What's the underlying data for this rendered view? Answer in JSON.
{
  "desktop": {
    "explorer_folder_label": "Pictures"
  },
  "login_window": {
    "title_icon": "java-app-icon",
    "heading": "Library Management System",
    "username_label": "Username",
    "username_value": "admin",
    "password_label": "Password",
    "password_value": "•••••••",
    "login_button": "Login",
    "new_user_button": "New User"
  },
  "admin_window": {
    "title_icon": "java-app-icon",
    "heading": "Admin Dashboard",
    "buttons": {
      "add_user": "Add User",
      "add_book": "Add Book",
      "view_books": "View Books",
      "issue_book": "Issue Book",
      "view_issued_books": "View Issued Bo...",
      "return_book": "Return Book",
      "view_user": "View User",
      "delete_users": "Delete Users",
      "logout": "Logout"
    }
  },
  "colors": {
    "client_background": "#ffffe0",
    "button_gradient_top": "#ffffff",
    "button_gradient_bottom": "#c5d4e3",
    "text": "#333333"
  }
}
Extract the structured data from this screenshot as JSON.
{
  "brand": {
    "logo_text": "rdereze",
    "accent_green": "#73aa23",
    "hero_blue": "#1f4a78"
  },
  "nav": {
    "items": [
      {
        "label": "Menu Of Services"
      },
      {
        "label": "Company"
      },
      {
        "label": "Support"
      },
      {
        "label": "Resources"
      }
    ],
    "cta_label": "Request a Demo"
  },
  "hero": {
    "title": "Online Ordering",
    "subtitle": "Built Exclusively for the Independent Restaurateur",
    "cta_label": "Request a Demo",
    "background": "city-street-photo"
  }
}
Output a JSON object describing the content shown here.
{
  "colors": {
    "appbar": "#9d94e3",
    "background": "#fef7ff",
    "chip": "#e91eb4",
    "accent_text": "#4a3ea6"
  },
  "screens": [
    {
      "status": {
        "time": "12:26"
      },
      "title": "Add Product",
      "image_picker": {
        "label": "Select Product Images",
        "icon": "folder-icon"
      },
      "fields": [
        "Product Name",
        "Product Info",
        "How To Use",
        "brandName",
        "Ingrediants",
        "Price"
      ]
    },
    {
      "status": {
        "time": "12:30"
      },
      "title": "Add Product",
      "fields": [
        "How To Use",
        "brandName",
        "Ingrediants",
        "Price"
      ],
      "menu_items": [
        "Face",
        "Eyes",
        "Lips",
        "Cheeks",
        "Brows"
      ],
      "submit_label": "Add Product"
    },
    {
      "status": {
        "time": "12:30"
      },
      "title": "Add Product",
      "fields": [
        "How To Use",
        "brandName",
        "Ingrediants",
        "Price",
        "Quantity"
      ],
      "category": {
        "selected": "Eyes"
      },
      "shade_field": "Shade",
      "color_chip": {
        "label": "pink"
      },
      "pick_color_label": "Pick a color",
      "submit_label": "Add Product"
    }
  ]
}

========

### PROBLEM TO WORK ON:
The records above should be repeated in full, exactly as given.

### RESPONSE:
What's the underlying data for this rendered view? Answer in JSON.
{
  "desktop": {
    "explorer_folder_label": "Pictures"
  },
  "login_window": {
    "title_icon": "java-app-icon",
    "heading": "Library Management System",
    "username_label": "Username",
    "username_value": "admin",
    "password_label": "Password",
    "password_value": "•••••••",
    "login_button": "Login",
    "new_user_button": "New User"
  },
  "admin_window": {
    "title_icon": "java-app-icon",
    "heading": "Admin Dashboard",
    "buttons": {
      "add_user": "Add User",
      "add_book": "Add Book",
      "view_books": "View Books",
      "issue_book": "Issue Book",
      "view_issued_books": "View Issued Bo...",
      "return_book": "Return Book",
      "view_user": "View User",
      "delete_users": "Delete Users",
      "logout": "Logout"
    }
  },
  "colors": {
    "client_background": "#ffffe0",
    "button_gradient_top": "#ffffff",
    "button_gradient_bottom": "#c5d4e3",
    "text": "#333333"
  }
}
Extract the structured data from this screenshot as JSON.
{
  "brand": {
    "logo_text": "rdereze",
    "accent_green": "#73aa23",
    "hero_blue": "#1f4a78"
  },
  "nav": {
    "items": [
      {
        "label": "Menu Of Services"
      },
      {
        "label": "Company"
      },
      {
        "label": "Support"
      },
      {
        "label": "Resources"
      }
    ],
    "cta_label": "Request a Demo"
  },
  "hero": {
    "title": "Online Ordering",
    "subtitle": "Built Exclusively for the Independent Restaurateur",
    "cta_label": "Request a Demo",
    "background": "city-street-photo"
  }
}
Output a JSON object describing the content shown here.
{
  "colors": {
    "appbar": "#9d94e3",
    "background": "#fef7ff",
    "chip": "#e91eb4",
    "accent_text": "#4a3ea6"
  },
  "screens": [
    {
      "status": {
        "time": "12:26"
      },
      "title": "Add Product",
      "image_picker": {
        "label": "Select Product Images",
        "icon": "folder-icon"
      },
      "fields": [
        "Product Name",
        "Product Info",
        "How To Use",
        "brandName",
        "Ingrediants",
        "Price"
      ]
    },
    {
      "status": {
        "time": "12:30"
      },
      "title": "Add Product",
      "fields": [
        "How To Use",
        "brandName",
        "Ingrediants",
        "Price"
      ],
      "menu_items": [
        "Face",
        "Eyes",
        "Lips",
        "Cheeks",
        "Brows"
      ],
      "submit_label": "Add Product"
    },
    {
      "status": {
        "time": "12:30"
      },
      "title": "Add Product",
      "fields": [
        "How To Use",
        "brandName",
        "Ingrediants",
        "Price",
        "Quantity"
      ],
      "category": {
        "selected": "Eyes"
      },
      "shade_field": "Shade",
      "color_chip": {
        "label": "pink"
      },
      "pick_color_label": "Pick a color",
      "submit_label": "Add Product"
    }
  ]
}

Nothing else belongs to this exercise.